> [OBJECTIVE]: Exactly reproduce each record listed below.

──────

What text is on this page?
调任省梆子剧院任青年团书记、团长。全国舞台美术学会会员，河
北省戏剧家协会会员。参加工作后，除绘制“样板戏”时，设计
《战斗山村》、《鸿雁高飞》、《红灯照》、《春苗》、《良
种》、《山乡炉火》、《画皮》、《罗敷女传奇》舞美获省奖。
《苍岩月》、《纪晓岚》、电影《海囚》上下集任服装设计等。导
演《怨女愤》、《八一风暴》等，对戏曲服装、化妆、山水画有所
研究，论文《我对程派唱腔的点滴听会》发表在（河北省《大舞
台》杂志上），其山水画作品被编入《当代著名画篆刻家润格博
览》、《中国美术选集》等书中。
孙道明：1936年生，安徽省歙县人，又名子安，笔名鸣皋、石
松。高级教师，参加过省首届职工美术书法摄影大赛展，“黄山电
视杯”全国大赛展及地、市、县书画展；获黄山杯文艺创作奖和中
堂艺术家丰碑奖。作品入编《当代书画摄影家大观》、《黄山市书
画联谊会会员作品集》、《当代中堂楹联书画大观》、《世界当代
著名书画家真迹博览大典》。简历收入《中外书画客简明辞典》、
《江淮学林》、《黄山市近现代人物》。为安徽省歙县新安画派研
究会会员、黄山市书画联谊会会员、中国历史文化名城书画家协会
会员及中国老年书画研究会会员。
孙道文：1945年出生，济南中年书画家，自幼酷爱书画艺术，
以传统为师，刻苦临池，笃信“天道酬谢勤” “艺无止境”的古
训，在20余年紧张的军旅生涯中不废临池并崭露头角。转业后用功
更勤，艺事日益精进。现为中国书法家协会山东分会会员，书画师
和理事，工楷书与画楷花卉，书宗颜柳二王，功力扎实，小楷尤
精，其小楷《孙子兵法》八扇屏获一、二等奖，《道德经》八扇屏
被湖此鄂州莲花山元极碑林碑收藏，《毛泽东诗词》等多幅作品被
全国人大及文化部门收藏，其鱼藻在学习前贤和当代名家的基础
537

──────

> [EXERCISE RESPONSE]:
What text is on this page?
调任省梆子剧院任青年团书记、团长。全国舞台美术学会会员，河
北省戏剧家协会会员。参加工作后，除绘制“样板戏”时，设计
《战斗山村》、《鸿雁高飞》、《红灯照》、《春苗》、《良
种》、《山乡炉火》、《画皮》、《罗敷女传奇》舞美获省奖。
《苍岩月》、《纪晓岚》、电影《海囚》上下集任服装设计等。导
演《怨女愤》、《八一风暴》等，对戏曲服装、化妆、山水画有所
研究，论文《我对程派唱腔的点滴听会》发表在（河北省《大舞
台》杂志上），其山水画作品被编入《当代著名画篆刻家润格博
览》、《中国美术选集》等书中。
孙道明：1936年生，安徽省歙县人，又名子安，笔名鸣皋、石
松。高级教师，参加过省首届职工美术书法摄影大赛展，“黄山电
视杯”全国大赛展及地、市、县书画展；获黄山杯文艺创作奖和中
堂艺术家丰碑奖。作品入编《当代书画摄影家大观》、《黄山市书
画联谊会会员作品集》、《当代中堂楹联书画大观》、《世界当代
著名书画家真迹博览大典》。简历收入《中外书画客简明辞典》、
《江淮学林》、《黄山市近现代人物》。为安徽省歙县新安画派研
究会会员、黄山市书画联谊会会员、中国历史文化名城书画家协会
会员及中国老年书画研究会会员。
孙道文：1945年出生，济南中年书画家，自幼酷爱书画艺术，
以传统为师，刻苦临池，笃信“天道酬谢勤” “艺无止境”的古
训，在20余年紧张的军旅生涯中不废临池并崭露头角。转业后用功
更勤，艺事日益精进。现为中国书法家协会山东分会会员，书画师
和理事，工楷书与画楷花卉，书宗颜柳二王，功力扎实，小楷尤
精，其小楷《孙子兵法》八扇屏获一、二等奖，《道德经》八扇屏
被湖此鄂州莲花山元极碑林碑收藏，《毛泽东诗词》等多幅作品被
全国人大及文化部门收藏，其鱼藻在学习前贤和当代名家的基础
537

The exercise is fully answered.